Reproduce the data below word for word, leaving out the pictures.

DATA FOR THIS EXERCISE:
▽
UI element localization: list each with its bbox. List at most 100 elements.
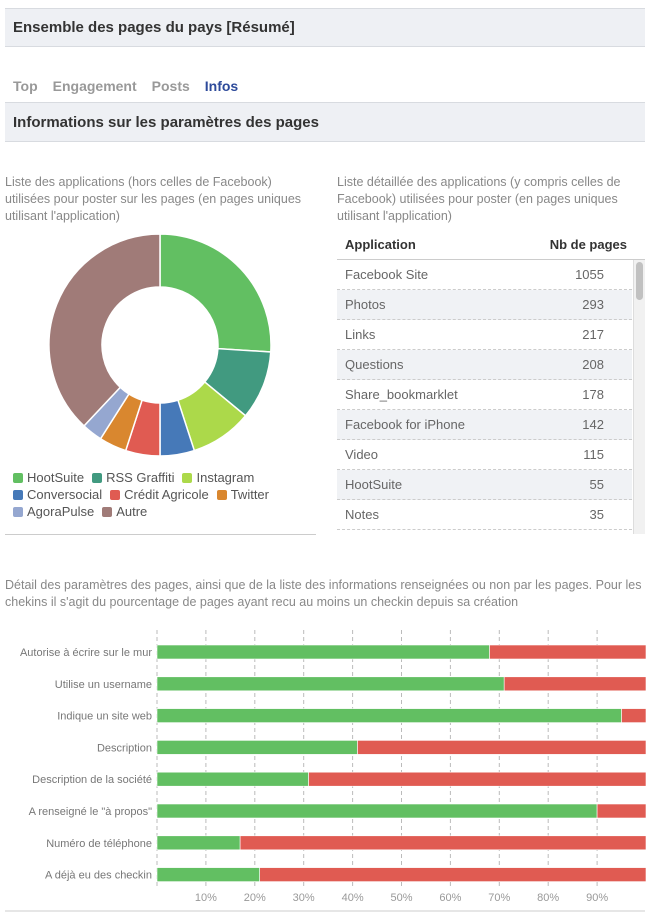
x-tick-label: 90% — [586, 892, 608, 904]
bar-no[interactable] — [259, 867, 647, 882]
bar-no[interactable] — [239, 835, 647, 851]
category-label: Utilise un username — [55, 679, 152, 691]
cell-count: 55 — [589, 477, 604, 492]
x-tick-label: 40% — [342, 892, 364, 904]
bar-no[interactable] — [357, 740, 647, 755]
legend-swatch — [182, 473, 193, 483]
x-tick-label: 60% — [439, 892, 461, 904]
tab-infos[interactable]: Infos — [204, 78, 239, 94]
cell-application: Questions — [345, 357, 404, 372]
legend-label: HootSuite — [27, 470, 85, 485]
stacked-bar-chart: 10% 20% 30% 40% 50% 60% 70% 80% 90% Autorise à éc… — [5, 630, 647, 912]
cell-count: 1055 — [575, 267, 604, 282]
x-tick-label: 30% — [293, 892, 315, 904]
legend-label: Autre — [116, 504, 148, 519]
legend-swatch — [13, 507, 23, 517]
pie-legend: HootSuite RSS Graffiti Instagram Conversoci… — [13, 469, 303, 520]
table-row[interactable]: Share_bookmarklet 178 — [337, 380, 632, 410]
column-header-application[interactable]: Application — [345, 237, 416, 252]
bar-yes[interactable] — [156, 676, 505, 692]
category-label: Numéro de téléphone — [46, 838, 152, 850]
cell-application: Facebook Site — [345, 267, 429, 282]
table-header: Application Nb de pages — [337, 230, 645, 260]
cell-count: 217 — [582, 327, 604, 342]
cell-application: Links — [345, 327, 376, 342]
tab-top[interactable]: Top — [13, 78, 38, 94]
cell-count: 142 — [582, 417, 604, 432]
table-body: Facebook Site 1055 Photos 293 Links 217 Questi… — [337, 260, 645, 534]
donut-chart — [48, 233, 272, 457]
section-title: Informations sur les paramètres des page… — [5, 102, 645, 142]
table-row[interactable]: Facebook Site 1055 — [337, 260, 632, 290]
x-tick-label: 70% — [488, 892, 510, 904]
legend-item[interactable]: Instagram — [182, 469, 254, 486]
bar-yes[interactable] — [156, 803, 598, 819]
tab-posts[interactable]: Posts — [151, 78, 190, 94]
bar-no[interactable] — [621, 708, 647, 723]
legend-label: Twitter — [230, 487, 269, 502]
table-row[interactable]: HootSuite 55 — [337, 470, 632, 500]
legend-swatch — [216, 490, 227, 500]
table-row[interactable]: Questions 208 — [337, 350, 632, 380]
scrollbar[interactable] — [633, 260, 645, 534]
legend-swatch — [13, 490, 23, 500]
legend-label: AgoraPulse — [27, 504, 95, 519]
column-header-count[interactable]: Nb de pages — [549, 237, 627, 252]
legend-item[interactable]: Autre — [102, 503, 147, 520]
bar-yes[interactable] — [156, 644, 490, 660]
cell-count: 115 — [583, 447, 604, 462]
legend-label: Crédit Agricole — [124, 487, 209, 502]
cell-count: 208 — [582, 357, 604, 372]
bar-no[interactable] — [489, 644, 647, 660]
category-label: Description — [97, 742, 152, 754]
cell-count: 35 — [589, 507, 604, 522]
table-row[interactable]: Links 217 — [337, 320, 632, 350]
scrollbar-thumb[interactable] — [636, 262, 643, 300]
legend-item[interactable]: RSS Graffiti — [92, 469, 174, 486]
cell-count: 178 — [582, 387, 604, 402]
tabs: Top Engagement Posts Infos — [13, 78, 238, 94]
bar-yes[interactable] — [156, 835, 241, 851]
bar-no[interactable] — [503, 676, 647, 692]
category-label: A renseigné le "à propos" — [29, 806, 152, 818]
table-row[interactable]: Photos 293 — [337, 290, 632, 320]
table-row[interactable]: Facebook for iPhone 142 — [337, 410, 632, 440]
cell-application: HootSuite — [345, 477, 403, 492]
legend-label: Conversocial — [27, 487, 103, 502]
divider — [5, 534, 316, 535]
legend-item[interactable]: Crédit Agricole — [110, 486, 209, 503]
applications-table: Application Nb de pages Facebook Site 105… — [337, 230, 645, 534]
table-row[interactable]: Notes 35 — [337, 500, 632, 530]
category-label: Description de la société — [32, 774, 152, 786]
cell-application: Notes — [345, 507, 379, 522]
category-label: Indique un site web — [57, 711, 152, 723]
bar-no[interactable] — [308, 771, 647, 787]
page-title: Ensemble des pages du pays [Résumé] — [5, 8, 645, 47]
bar-yes[interactable] — [156, 867, 260, 882]
legend-swatch — [13, 473, 23, 483]
bar-no[interactable] — [596, 803, 647, 819]
legend-swatch — [110, 490, 121, 500]
x-tick-label: 20% — [244, 892, 266, 904]
pie-slice-7[interactable] — [48, 233, 161, 427]
tab-engagement[interactable]: Engagement — [52, 78, 137, 94]
table-description: Liste détaillée des applications (y comp… — [337, 175, 621, 223]
cell-application: Video — [345, 447, 379, 462]
bars-description: Détail des paramètres des pages, ainsi q… — [5, 578, 642, 609]
cell-application: Photos — [345, 297, 386, 312]
bar-yes[interactable] — [156, 740, 358, 755]
pie-slice-0[interactable] — [159, 233, 272, 353]
category-label: Autorise à écrire sur le mur — [20, 647, 152, 659]
bar-yes[interactable] — [156, 771, 309, 787]
legend-item[interactable]: HootSuite — [13, 469, 84, 486]
legend-swatch — [92, 473, 103, 483]
cell-count: 293 — [582, 297, 604, 312]
legend-item[interactable]: AgoraPulse — [13, 503, 94, 520]
pie-description: Liste des applications (hors celles de F… — [5, 175, 302, 223]
table-row[interactable]: Video 115 — [337, 440, 632, 470]
legend-item[interactable]: Conversocial — [13, 486, 102, 503]
bar-yes[interactable] — [156, 708, 622, 723]
x-tick-label: 50% — [390, 892, 412, 904]
legend-item[interactable]: Twitter — [216, 486, 269, 503]
legend-swatch — [102, 507, 113, 517]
△
EXPECTED OUTPUT:
UI element localization: list each with its bbox. List at most 100 elements.
x-tick-label: 90% — [586, 892, 608, 904]
bar-no[interactable] — [259, 867, 647, 882]
bar-no[interactable] — [239, 835, 647, 851]
category-label: Utilise un username — [55, 679, 152, 691]
cell-count: 55 — [589, 477, 604, 492]
x-tick-label: 40% — [342, 892, 364, 904]
bar-no[interactable] — [357, 740, 647, 755]
legend-swatch — [182, 473, 193, 483]
x-tick-label: 60% — [439, 892, 461, 904]
tab-infos[interactable]: Infos — [204, 78, 239, 94]
cell-application: Questions — [345, 357, 404, 372]
legend-label: HootSuite — [27, 470, 85, 485]
stacked-bar-chart: 10% 20% 30% 40% 50% 60% 70% 80% 90% Autorise à éc… — [5, 630, 647, 912]
cell-count: 1055 — [575, 267, 604, 282]
x-tick-label: 30% — [293, 892, 315, 904]
legend-label: Autre — [116, 504, 148, 519]
legend-swatch — [13, 507, 23, 517]
pie-legend: HootSuite RSS Graffiti Instagram Conversoci… — [13, 469, 303, 520]
table-row[interactable]: Share_bookmarklet 178 — [337, 380, 632, 410]
column-header-application[interactable]: Application — [345, 237, 416, 252]
bar-yes[interactable] — [156, 676, 505, 692]
category-label: Numéro de téléphone — [46, 838, 152, 850]
cell-application: Facebook Site — [345, 267, 429, 282]
table-header: Application Nb de pages — [337, 230, 645, 260]
cell-count: 217 — [582, 327, 604, 342]
cell-application: Links — [345, 327, 376, 342]
tab-top[interactable]: Top — [13, 78, 38, 94]
cell-count: 142 — [582, 417, 604, 432]
table-body: Facebook Site 1055 Photos 293 Links 217 Questi… — [337, 260, 645, 534]
donut-chart — [48, 233, 272, 457]
section-title: Informations sur les paramètres des page… — [5, 102, 645, 142]
table-row[interactable]: Facebook Site 1055 — [337, 260, 632, 290]
x-tick-label: 70% — [488, 892, 510, 904]
legend-item[interactable]: Instagram — [182, 469, 254, 486]
bar-yes[interactable] — [156, 803, 598, 819]
tab-posts[interactable]: Posts — [151, 78, 190, 94]
bar-no[interactable] — [621, 708, 647, 723]
legend-label: Twitter — [230, 487, 269, 502]
table-row[interactable]: HootSuite 55 — [337, 470, 632, 500]
legend-swatch — [216, 490, 227, 500]
table-row[interactable]: Questions 208 — [337, 350, 632, 380]
scrollbar[interactable] — [633, 260, 645, 534]
legend-swatch — [13, 490, 23, 500]
legend-label: AgoraPulse — [27, 504, 95, 519]
column-header-count[interactable]: Nb de pages — [549, 237, 627, 252]
legend-item[interactable]: Autre — [102, 503, 147, 520]
bar-yes[interactable] — [156, 644, 490, 660]
cell-count: 115 — [583, 447, 604, 462]
legend-label: Crédit Agricole — [124, 487, 209, 502]
cell-count: 208 — [582, 357, 604, 372]
bar-no[interactable] — [489, 644, 647, 660]
category-label: Description — [97, 742, 152, 754]
cell-count: 35 — [589, 507, 604, 522]
table-row[interactable]: Links 217 — [337, 320, 632, 350]
scrollbar-thumb[interactable] — [636, 262, 643, 300]
legend-item[interactable]: RSS Graffiti — [92, 469, 174, 486]
cell-count: 178 — [582, 387, 604, 402]
tabs: Top Engagement Posts Infos — [13, 78, 238, 94]
bar-yes[interactable] — [156, 835, 241, 851]
bar-no[interactable] — [503, 676, 647, 692]
category-label: A renseigné le "à propos" — [29, 806, 152, 818]
table-row[interactable]: Photos 293 — [337, 290, 632, 320]
table-row[interactable]: Facebook for iPhone 142 — [337, 410, 632, 440]
cell-application: HootSuite — [345, 477, 403, 492]
legend-label: Conversocial — [27, 487, 103, 502]
divider — [5, 534, 316, 535]
legend-item[interactable]: Crédit Agricole — [110, 486, 209, 503]
applications-table: Application Nb de pages Facebook Site 105… — [337, 230, 645, 534]
table-row[interactable]: Notes 35 — [337, 500, 632, 530]
category-label: Description de la société — [32, 774, 152, 786]
cell-application: Notes — [345, 507, 379, 522]
category-label: Indique un site web — [57, 711, 152, 723]
bar-no[interactable] — [308, 771, 647, 787]
page-title: Ensemble des pages du pays [Résumé] — [5, 8, 645, 47]
bar-yes[interactable] — [156, 867, 260, 882]
legend-swatch — [13, 473, 23, 483]
bar-no[interactable] — [596, 803, 647, 819]
legend-swatch — [110, 490, 121, 500]
x-tick-label: 20% — [244, 892, 266, 904]
pie-slice-7[interactable] — [48, 233, 161, 427]
tab-engagement[interactable]: Engagement — [52, 78, 137, 94]
table-description: Liste détaillée des applications (y comp… — [337, 175, 621, 223]
cell-application: Video — [345, 447, 379, 462]
bars-description: Détail des paramètres des pages, ainsi q… — [5, 578, 642, 609]
cell-application: Photos — [345, 297, 386, 312]
bar-yes[interactable] — [156, 740, 358, 755]
pie-slice-0[interactable] — [159, 233, 272, 353]
category-label: Autorise à écrire sur le mur — [20, 647, 152, 659]
bar-yes[interactable] — [156, 771, 309, 787]
legend-item[interactable]: HootSuite — [13, 469, 84, 486]
legend-swatch — [92, 473, 103, 483]
cell-count: 293 — [582, 297, 604, 312]
legend-item[interactable]: AgoraPulse — [13, 503, 94, 520]
pie-description: Liste des applications (hors celles de F… — [5, 175, 302, 223]
table-row[interactable]: Video 115 — [337, 440, 632, 470]
legend-item[interactable]: Conversocial — [13, 486, 102, 503]
bar-yes[interactable] — [156, 708, 622, 723]
x-tick-label: 50% — [390, 892, 412, 904]
legend-item[interactable]: Twitter — [216, 486, 269, 503]
legend-swatch — [102, 507, 113, 517]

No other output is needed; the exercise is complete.